● Requirement
Return the listing below exactly, with the pictures dropped.
___ Input
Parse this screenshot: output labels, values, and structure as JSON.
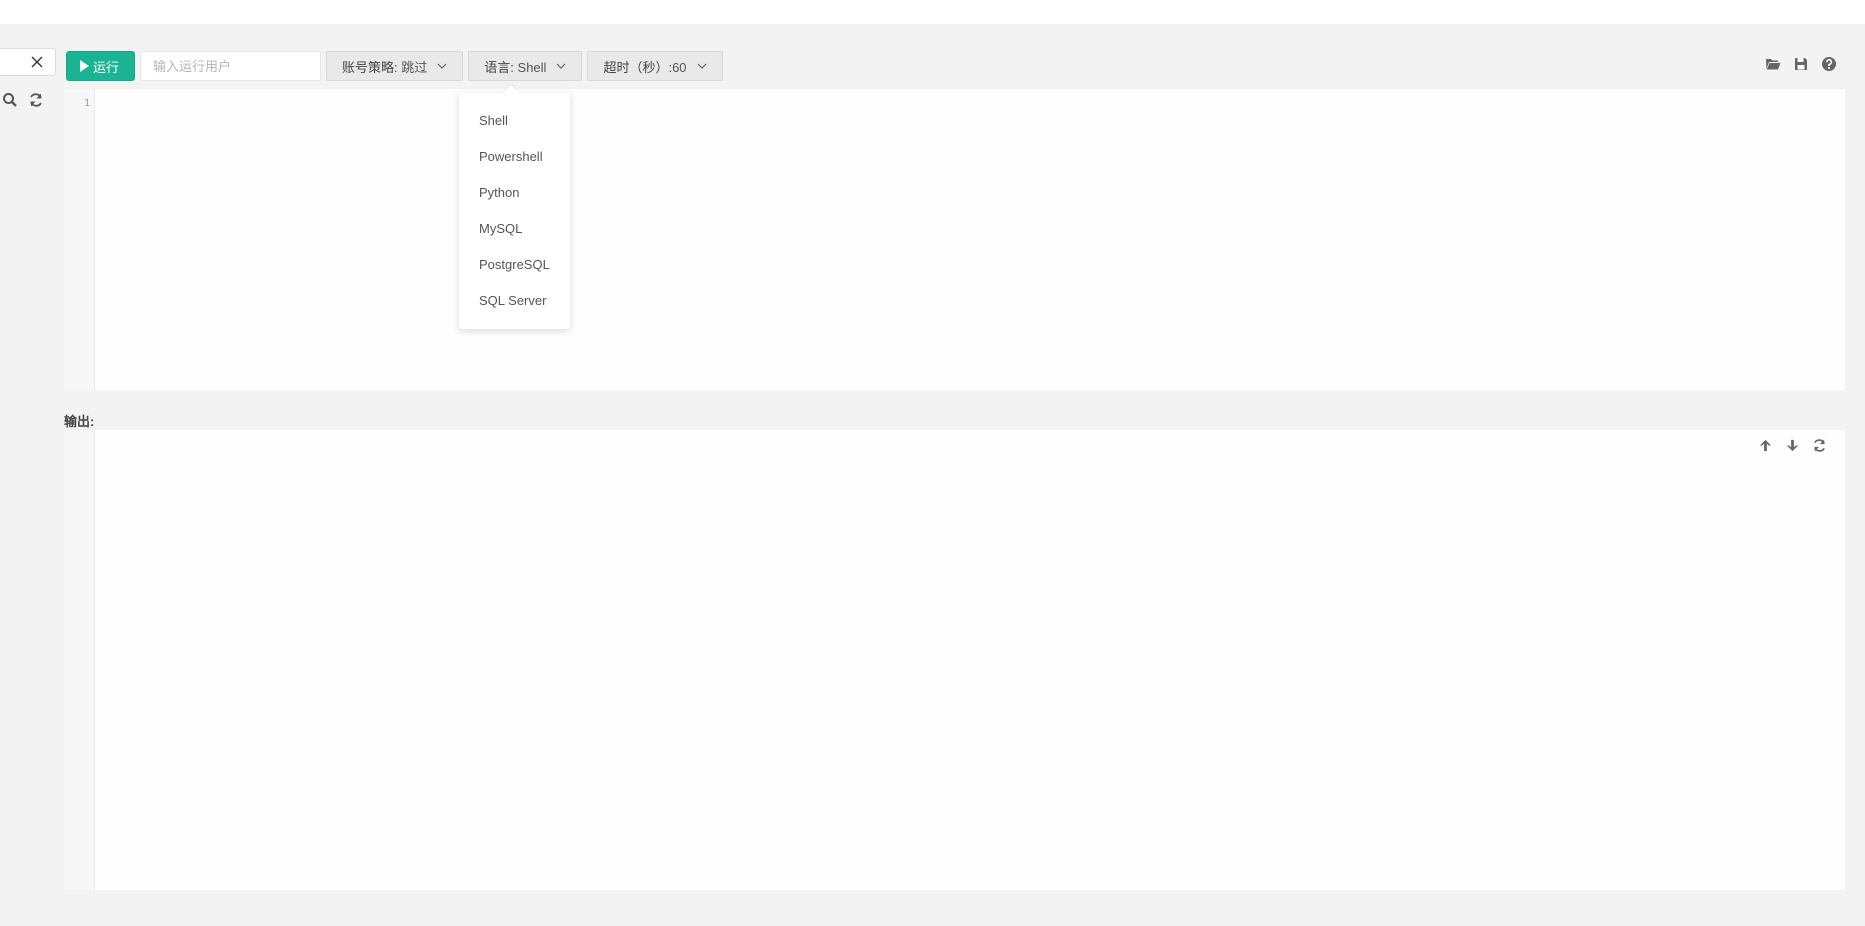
{
  "toolbar": {
    "run_label": "运行",
    "user_placeholder": "输入运行用户",
    "account_policy": {
      "key": "账号策略:",
      "value": "跳过"
    },
    "language": {
      "key": "语言:",
      "value": "Shell"
    },
    "timeout": {
      "key": "超时（秒）:",
      "value": "60"
    }
  },
  "editor": {
    "line_numbers": [
      "1"
    ]
  },
  "output": {
    "label": "输出:"
  },
  "language_menu": {
    "items": [
      "Shell",
      "Powershell",
      "Python",
      "MySQL",
      "PostgreSQL",
      "SQL Server"
    ]
  },
  "colors": {
    "primary": "#1ab394",
    "background": "#f3f3f3"
  },
  "icons": {
    "left": [
      "close-icon",
      "search-icon",
      "refresh-icon"
    ],
    "right": [
      "folder-open-icon",
      "save-icon",
      "help-icon"
    ],
    "output": [
      "arrow-up-icon",
      "arrow-down-icon",
      "refresh-icon"
    ]
  }
}
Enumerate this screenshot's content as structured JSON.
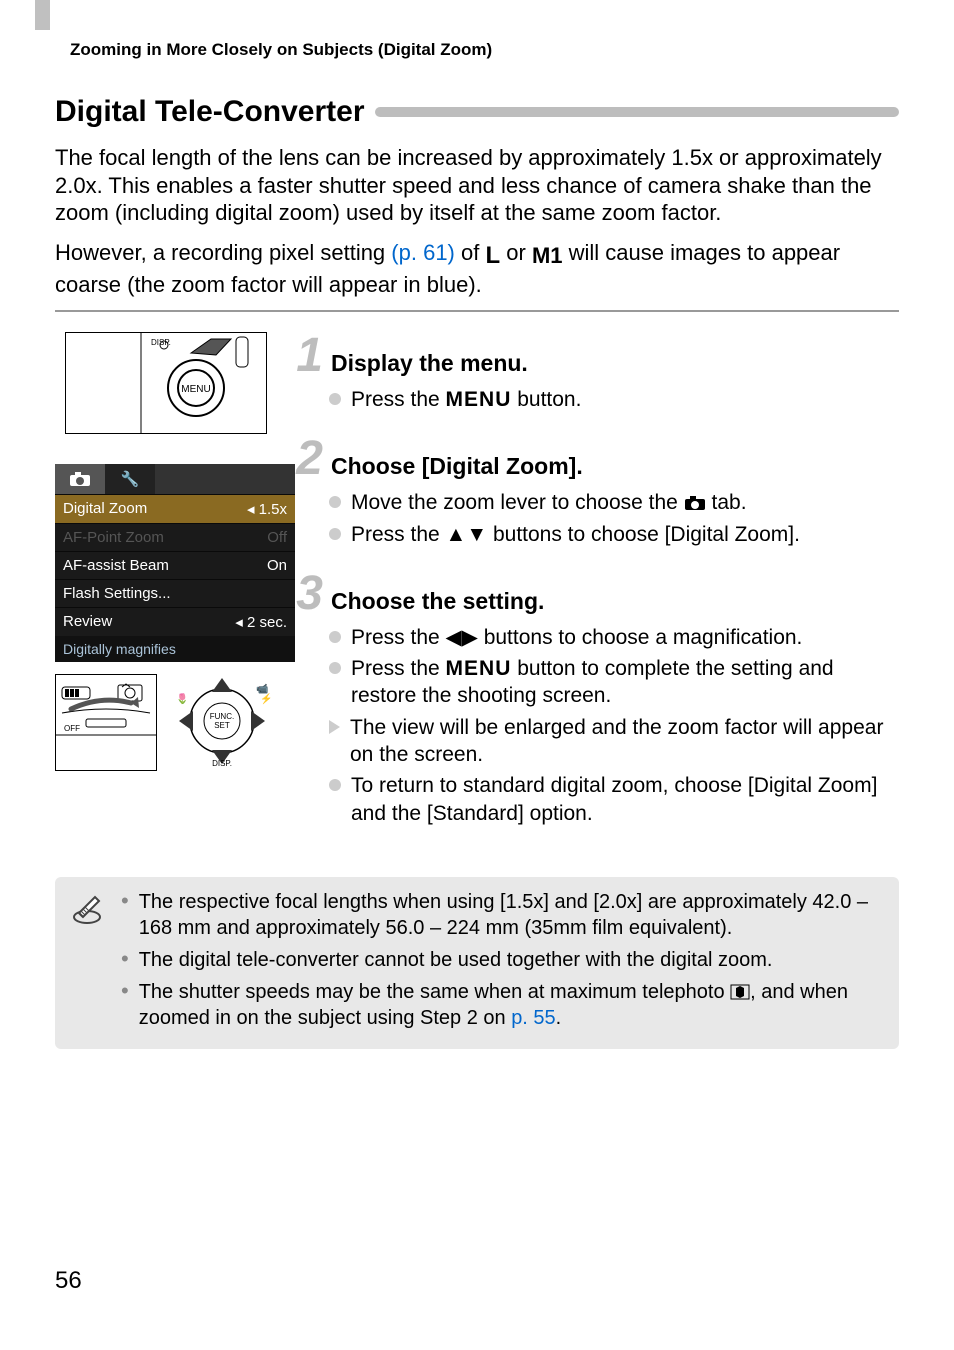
______
● Correct output
Parse this screenshot: output labels, values, and structure as JSON.
{
  "toolbar": {
    "run_label": "运行",
    "user_placeholder": "输入运行用户",
    "account_policy": {
      "key": "账号策略:",
      "value": "跳过"
    },
    "language": {
      "key": "语言:",
      "value": "Shell"
    },
    "timeout": {
      "key": "超时（秒）:",
      "value": "60"
    }
  },
  "editor": {
    "line_numbers": [
      "1"
    ]
  },
  "output": {
    "label": "输出:"
  },
  "language_menu": {
    "items": [
      "Shell",
      "Powershell",
      "Python",
      "MySQL",
      "PostgreSQL",
      "SQL Server"
    ]
  },
  "colors": {
    "primary": "#1ab394",
    "background": "#f3f3f3"
  },
  "icons": {
    "left": [
      "close-icon",
      "search-icon",
      "refresh-icon"
    ],
    "right": [
      "folder-open-icon",
      "save-icon",
      "help-icon"
    ],
    "output": [
      "arrow-up-icon",
      "arrow-down-icon",
      "refresh-icon"
    ]
  }
}
Enumerate this screenshot's content as structured JSON.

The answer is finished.